### What is being asked:
Copy every line of the records below that holds the word "shoulder".

### Records provided:
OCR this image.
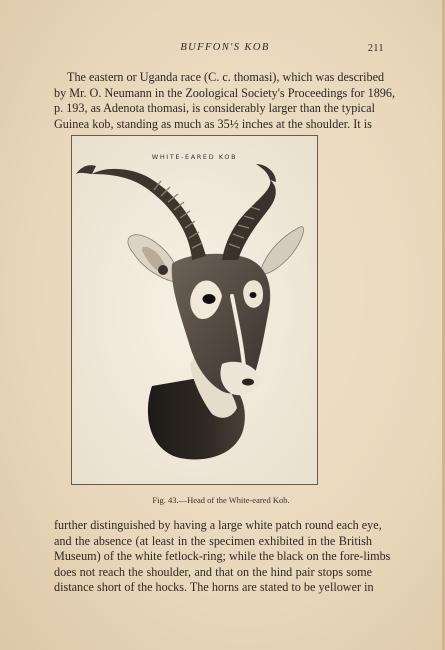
BUFFON'S KOB	211

The eastern or Uganda race (C. c. thomasi), which was described
by Mr. O. Neumann in the Zoological Society's Proceedings for 1896,
p. 193, as Adenota thomasi, is considerably larger than the typical
Guinea kob, standing as much as 35½ inches at the shoulder. It is

WHITE-EARED KOB
Fig. 43.—Head of the White-eared Kob.

further distinguished by having a large white patch round each eye,
and the absence (at least in the specimen exhibited in the British
Museum) of the white fetlock-ring; while the black on the fore-limbs
does not reach the shoulder, and that on the hind pair stops some
distance short of the hocks. The horns are stated to be yellower in
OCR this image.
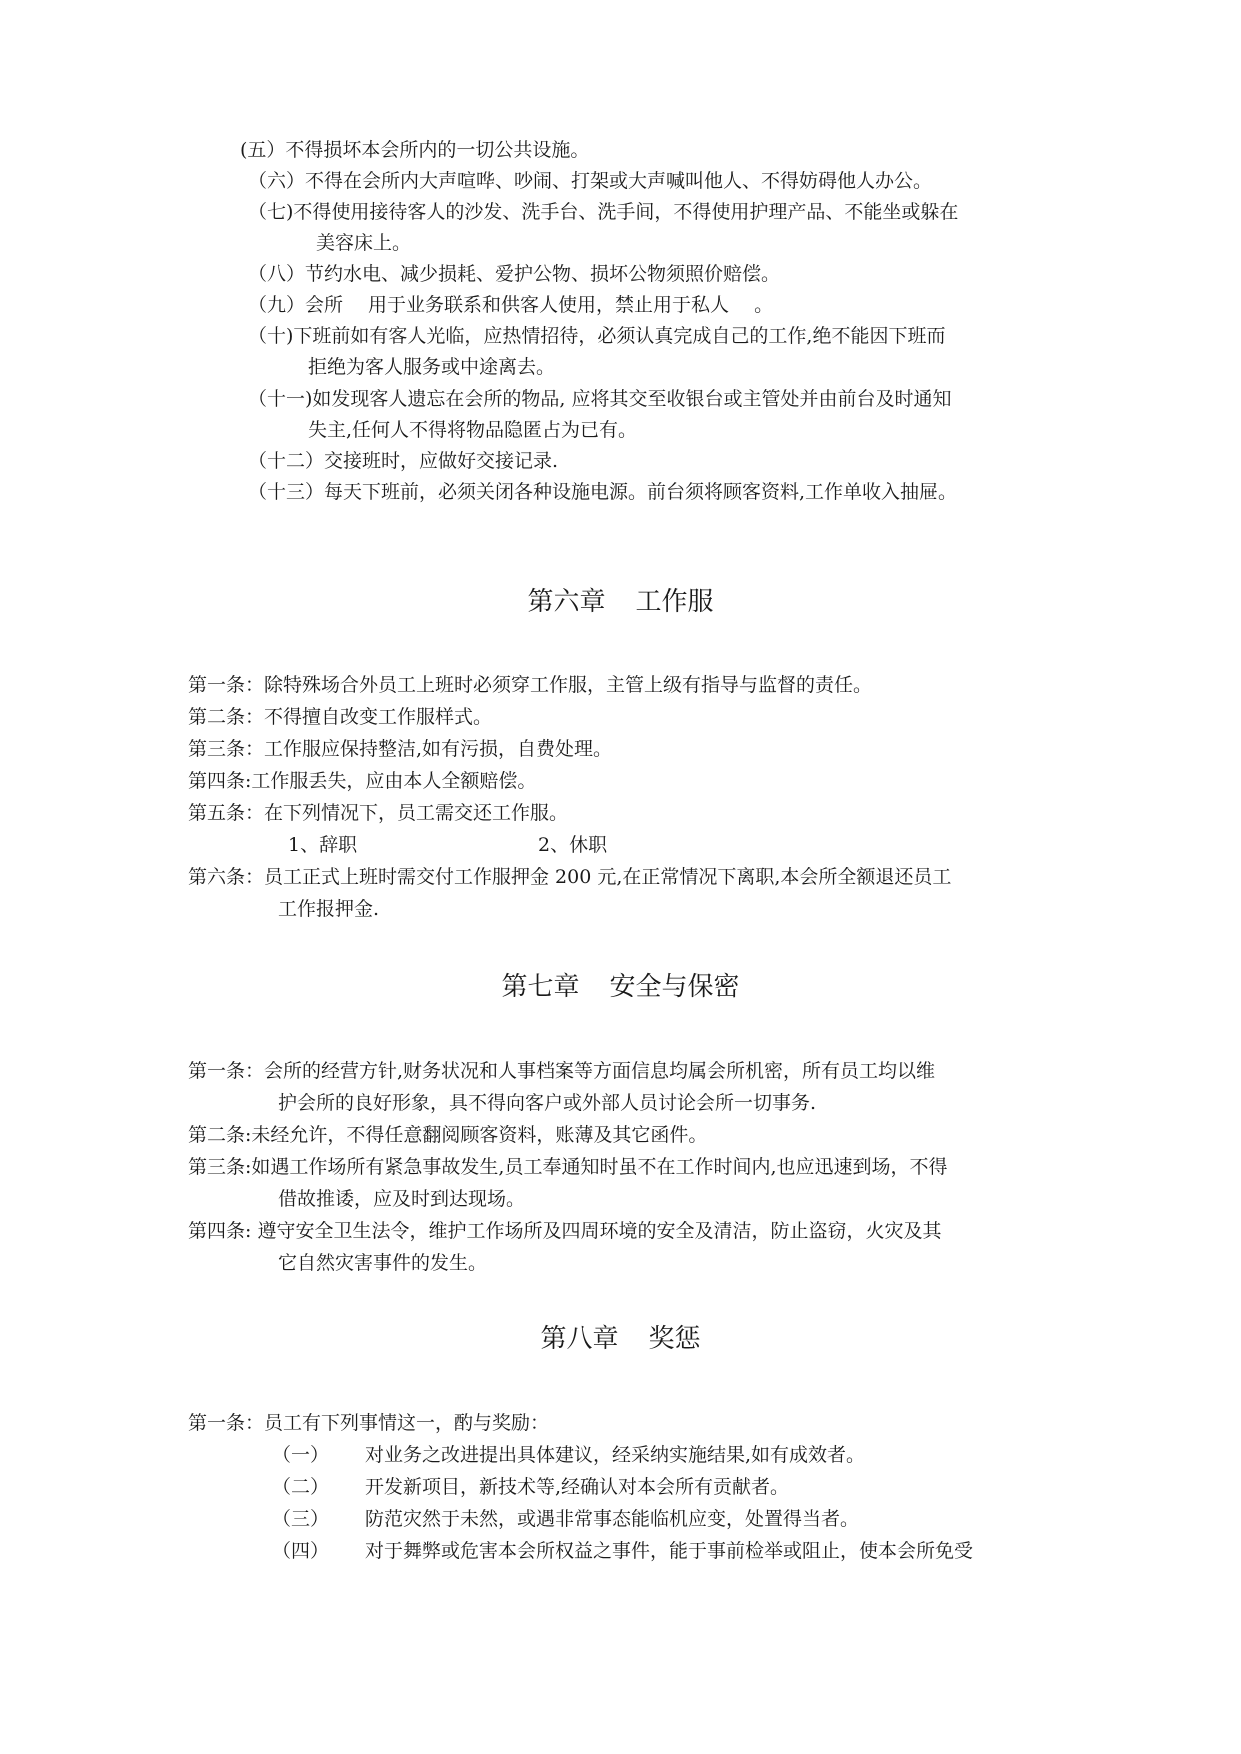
(五）不得损坏本会所内的一切公共设施。
（六）不得在会所内大声喧哗、吵闹、打架或大声喊叫他人、不得妨碍他人办公。
（七)不得使用接待客人的沙发、洗手台、洗手间，不得使用护理产品、不能坐或躲在
美容床上。
（八）节约水电、减少损耗、爱护公物、损坏公物须照价赔偿。
（九）会所　 用于业务联系和供客人使用，禁止用于私人　 。
（十)下班前如有客人光临，应热情招待，必须认真完成自己的工作,绝不能因下班而
拒绝为客人服务或中途离去。
（十一)如发现客人遗忘在会所的物品, 应将其交至收银台或主管处并由前台及时通知
失主,任何人不得将物品隐匿占为已有。
（十二）交接班时，应做好交接记录.
（十三）每天下班前，必须关闭各种设施电源。前台须将顾客资料,工作单收入抽屉。
第六章 工作服
第一条：除特殊场合外员工上班时必须穿工作服，主管上级有指导与监督的责任。
第二条：不得擅自改变工作服样式。
第三条：工作服应保持整洁,如有污损，自费处理。
第四条:工作服丢失，应由本人全额赔偿。
第五条：在下列情况下，员工需交还工作服。
1、辞职	2、休职
第六条：员工正式上班时需交付工作服押金 200 元,在正常情况下离职,本会所全额退还员工
工作报押金.
第七章 安全与保密
第一条：会所的经营方针,财务状况和人事档案等方面信息均属会所机密，所有员工均以维
护会所的良好形象，具不得向客户或外部人员讨论会所一切事务.
第二条:未经允许，不得任意翻阅顾客资料，账薄及其它函件。
第三条:如遇工作场所有紧急事故发生,员工奉通知时虽不在工作时间内,也应迅速到场，不得
借故推诿，应及时到达现场。
第四条: 遵守安全卫生法令，维护工作场所及四周环境的安全及清洁，防止盗窃，火灾及其
它自然灾害事件的发生。
第八章 奖惩
第一条：员工有下列事情这一，酌与奖励：
（一） 对业务之改进提出具体建议，经采纳实施结果,如有成效者。
（二） 开发新项目，新技术等,经确认对本会所有贡献者。
（三） 防范灾然于未然，或遇非常事态能临机应变，处置得当者。
（四） 对于舞弊或危害本会所权益之事件，能于事前检举或阻止，使本会所免受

### The result:
Guinea kob, standing as much as 35½ inches at the shoulder. It is
does not reach the shoulder, and that on the hind pair stops some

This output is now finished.